It is required that all of the data be written out exactly.
□ □ □
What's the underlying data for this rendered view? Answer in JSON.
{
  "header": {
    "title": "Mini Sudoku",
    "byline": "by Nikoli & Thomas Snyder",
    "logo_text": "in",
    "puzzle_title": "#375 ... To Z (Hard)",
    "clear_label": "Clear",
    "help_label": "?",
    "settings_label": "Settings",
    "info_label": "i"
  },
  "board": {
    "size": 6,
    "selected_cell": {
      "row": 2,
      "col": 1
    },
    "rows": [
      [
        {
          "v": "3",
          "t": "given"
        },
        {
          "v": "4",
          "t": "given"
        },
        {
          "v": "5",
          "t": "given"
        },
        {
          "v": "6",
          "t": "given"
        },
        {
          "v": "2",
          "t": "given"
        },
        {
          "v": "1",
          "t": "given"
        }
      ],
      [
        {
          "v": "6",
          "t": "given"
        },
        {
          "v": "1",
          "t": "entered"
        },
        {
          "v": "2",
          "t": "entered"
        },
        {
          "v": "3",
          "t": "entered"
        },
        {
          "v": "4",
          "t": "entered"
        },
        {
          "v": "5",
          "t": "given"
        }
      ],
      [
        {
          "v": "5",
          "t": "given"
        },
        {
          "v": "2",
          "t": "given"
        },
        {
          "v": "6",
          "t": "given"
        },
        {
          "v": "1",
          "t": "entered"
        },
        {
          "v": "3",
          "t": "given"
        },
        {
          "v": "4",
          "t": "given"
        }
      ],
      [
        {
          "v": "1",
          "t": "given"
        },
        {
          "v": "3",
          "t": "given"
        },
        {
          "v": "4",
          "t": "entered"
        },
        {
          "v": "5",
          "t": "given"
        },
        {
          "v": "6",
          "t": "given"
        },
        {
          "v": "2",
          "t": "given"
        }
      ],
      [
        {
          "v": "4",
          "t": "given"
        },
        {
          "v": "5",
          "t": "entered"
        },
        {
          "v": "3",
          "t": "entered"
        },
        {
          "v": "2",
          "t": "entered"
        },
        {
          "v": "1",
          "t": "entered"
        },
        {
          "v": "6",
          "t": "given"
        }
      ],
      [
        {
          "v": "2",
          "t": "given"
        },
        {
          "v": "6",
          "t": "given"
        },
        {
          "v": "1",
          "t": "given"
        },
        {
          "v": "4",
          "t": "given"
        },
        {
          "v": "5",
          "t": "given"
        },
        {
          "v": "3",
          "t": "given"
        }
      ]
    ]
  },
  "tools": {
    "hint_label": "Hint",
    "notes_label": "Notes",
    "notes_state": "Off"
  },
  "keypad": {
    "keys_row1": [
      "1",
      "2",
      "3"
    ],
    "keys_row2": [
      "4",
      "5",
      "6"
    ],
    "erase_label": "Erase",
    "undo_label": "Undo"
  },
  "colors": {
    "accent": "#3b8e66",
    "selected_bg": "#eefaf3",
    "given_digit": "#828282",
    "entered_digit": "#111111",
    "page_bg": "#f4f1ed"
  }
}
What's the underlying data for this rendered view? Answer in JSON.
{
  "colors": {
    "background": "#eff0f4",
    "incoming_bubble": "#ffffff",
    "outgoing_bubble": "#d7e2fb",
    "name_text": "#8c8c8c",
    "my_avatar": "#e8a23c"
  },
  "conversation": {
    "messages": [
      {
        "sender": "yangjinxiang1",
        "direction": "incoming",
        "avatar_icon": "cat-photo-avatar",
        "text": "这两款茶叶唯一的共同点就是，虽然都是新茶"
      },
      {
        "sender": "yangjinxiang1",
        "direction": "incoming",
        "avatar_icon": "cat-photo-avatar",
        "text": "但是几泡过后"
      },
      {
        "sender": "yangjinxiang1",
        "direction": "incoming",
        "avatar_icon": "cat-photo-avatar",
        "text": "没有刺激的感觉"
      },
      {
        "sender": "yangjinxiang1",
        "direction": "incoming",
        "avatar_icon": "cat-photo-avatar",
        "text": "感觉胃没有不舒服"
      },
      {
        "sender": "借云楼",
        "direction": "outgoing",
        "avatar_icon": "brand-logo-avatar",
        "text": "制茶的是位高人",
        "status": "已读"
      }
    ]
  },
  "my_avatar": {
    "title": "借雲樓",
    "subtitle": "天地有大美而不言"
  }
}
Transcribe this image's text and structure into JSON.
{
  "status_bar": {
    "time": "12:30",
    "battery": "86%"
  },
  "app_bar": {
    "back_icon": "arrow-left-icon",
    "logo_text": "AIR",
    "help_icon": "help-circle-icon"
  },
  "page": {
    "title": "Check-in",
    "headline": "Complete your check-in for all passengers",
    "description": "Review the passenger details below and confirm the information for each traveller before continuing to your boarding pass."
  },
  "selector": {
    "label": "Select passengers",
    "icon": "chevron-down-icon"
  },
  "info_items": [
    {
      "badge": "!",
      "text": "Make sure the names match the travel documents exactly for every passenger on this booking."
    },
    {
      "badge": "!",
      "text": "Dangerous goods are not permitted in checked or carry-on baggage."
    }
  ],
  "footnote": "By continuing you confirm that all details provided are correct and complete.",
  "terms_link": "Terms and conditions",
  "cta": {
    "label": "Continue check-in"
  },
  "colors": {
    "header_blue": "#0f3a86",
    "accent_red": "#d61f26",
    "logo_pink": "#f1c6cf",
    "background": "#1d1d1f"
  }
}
□ □ □
## Reply to the exercise
What's the underlying data for this rendered view? Answer in JSON.
{
  "header": {
    "title": "Mini Sudoku",
    "byline": "by Nikoli & Thomas Snyder",
    "logo_text": "in",
    "puzzle_title": "#375 ... To Z (Hard)",
    "clear_label": "Clear",
    "help_label": "?",
    "settings_label": "Settings",
    "info_label": "i"
  },
  "board": {
    "size": 6,
    "selected_cell": {
      "row": 2,
      "col": 1
    },
    "rows": [
      [
        {
          "v": "3",
          "t": "given"
        },
        {
          "v": "4",
          "t": "given"
        },
        {
          "v": "5",
          "t": "given"
        },
        {
          "v": "6",
          "t": "given"
        },
        {
          "v": "2",
          "t": "given"
        },
        {
          "v": "1",
          "t": "given"
        }
      ],
      [
        {
          "v": "6",
          "t": "given"
        },
        {
          "v": "1",
          "t": "entered"
        },
        {
          "v": "2",
          "t": "entered"
        },
        {
          "v": "3",
          "t": "entered"
        },
        {
          "v": "4",
          "t": "entered"
        },
        {
          "v": "5",
          "t": "given"
        }
      ],
      [
        {
          "v": "5",
          "t": "given"
        },
        {
          "v": "2",
          "t": "given"
        },
        {
          "v": "6",
          "t": "given"
        },
        {
          "v": "1",
          "t": "entered"
        },
        {
          "v": "3",
          "t": "given"
        },
        {
          "v": "4",
          "t": "given"
        }
      ],
      [
        {
          "v": "1",
          "t": "given"
        },
        {
          "v": "3",
          "t": "given"
        },
        {
          "v": "4",
          "t": "entered"
        },
        {
          "v": "5",
          "t": "given"
        },
        {
          "v": "6",
          "t": "given"
        },
        {
          "v": "2",
          "t": "given"
        }
      ],
      [
        {
          "v": "4",
          "t": "given"
        },
        {
          "v": "5",
          "t": "entered"
        },
        {
          "v": "3",
          "t": "entered"
        },
        {
          "v": "2",
          "t": "entered"
        },
        {
          "v": "1",
          "t": "entered"
        },
        {
          "v": "6",
          "t": "given"
        }
      ],
      [
        {
          "v": "2",
          "t": "given"
        },
        {
          "v": "6",
          "t": "given"
        },
        {
          "v": "1",
          "t": "given"
        },
        {
          "v": "4",
          "t": "given"
        },
        {
          "v": "5",
          "t": "given"
        },
        {
          "v": "3",
          "t": "given"
        }
      ]
    ]
  },
  "tools": {
    "hint_label": "Hint",
    "notes_label": "Notes",
    "notes_state": "Off"
  },
  "keypad": {
    "keys_row1": [
      "1",
      "2",
      "3"
    ],
    "keys_row2": [
      "4",
      "5",
      "6"
    ],
    "erase_label": "Erase",
    "undo_label": "Undo"
  },
  "colors": {
    "accent": "#3b8e66",
    "selected_bg": "#eefaf3",
    "given_digit": "#828282",
    "entered_digit": "#111111",
    "page_bg": "#f4f1ed"
  }
}
What's the underlying data for this rendered view? Answer in JSON.
{
  "colors": {
    "background": "#eff0f4",
    "incoming_bubble": "#ffffff",
    "outgoing_bubble": "#d7e2fb",
    "name_text": "#8c8c8c",
    "my_avatar": "#e8a23c"
  },
  "conversation": {
    "messages": [
      {
        "sender": "yangjinxiang1",
        "direction": "incoming",
        "avatar_icon": "cat-photo-avatar",
        "text": "这两款茶叶唯一的共同点就是，虽然都是新茶"
      },
      {
        "sender": "yangjinxiang1",
        "direction": "incoming",
        "avatar_icon": "cat-photo-avatar",
        "text": "但是几泡过后"
      },
      {
        "sender": "yangjinxiang1",
        "direction": "incoming",
        "avatar_icon": "cat-photo-avatar",
        "text": "没有刺激的感觉"
      },
      {
        "sender": "yangjinxiang1",
        "direction": "incoming",
        "avatar_icon": "cat-photo-avatar",
        "text": "感觉胃没有不舒服"
      },
      {
        "sender": "借云楼",
        "direction": "outgoing",
        "avatar_icon": "brand-logo-avatar",
        "text": "制茶的是位高人",
        "status": "已读"
      }
    ]
  },
  "my_avatar": {
    "title": "借雲樓",
    "subtitle": "天地有大美而不言"
  }
}
Transcribe this image's text and structure into JSON.
{
  "status_bar": {
    "time": "12:30",
    "battery": "86%"
  },
  "app_bar": {
    "back_icon": "arrow-left-icon",
    "logo_text": "AIR",
    "help_icon": "help-circle-icon"
  },
  "page": {
    "title": "Check-in",
    "headline": "Complete your check-in for all passengers",
    "description": "Review the passenger details below and confirm the information for each traveller before continuing to your boarding pass."
  },
  "selector": {
    "label": "Select passengers",
    "icon": "chevron-down-icon"
  },
  "info_items": [
    {
      "badge": "!",
      "text": "Make sure the names match the travel documents exactly for every passenger on this booking."
    },
    {
      "badge": "!",
      "text": "Dangerous goods are not permitted in checked or carry-on baggage."
    }
  ],
  "footnote": "By continuing you confirm that all details provided are correct and complete.",
  "terms_link": "Terms and conditions",
  "cta": {
    "label": "Continue check-in"
  },
  "colors": {
    "header_blue": "#0f3a86",
    "accent_red": "#d61f26",
    "logo_pink": "#f1c6cf",
    "background": "#1d1d1f"
  }
}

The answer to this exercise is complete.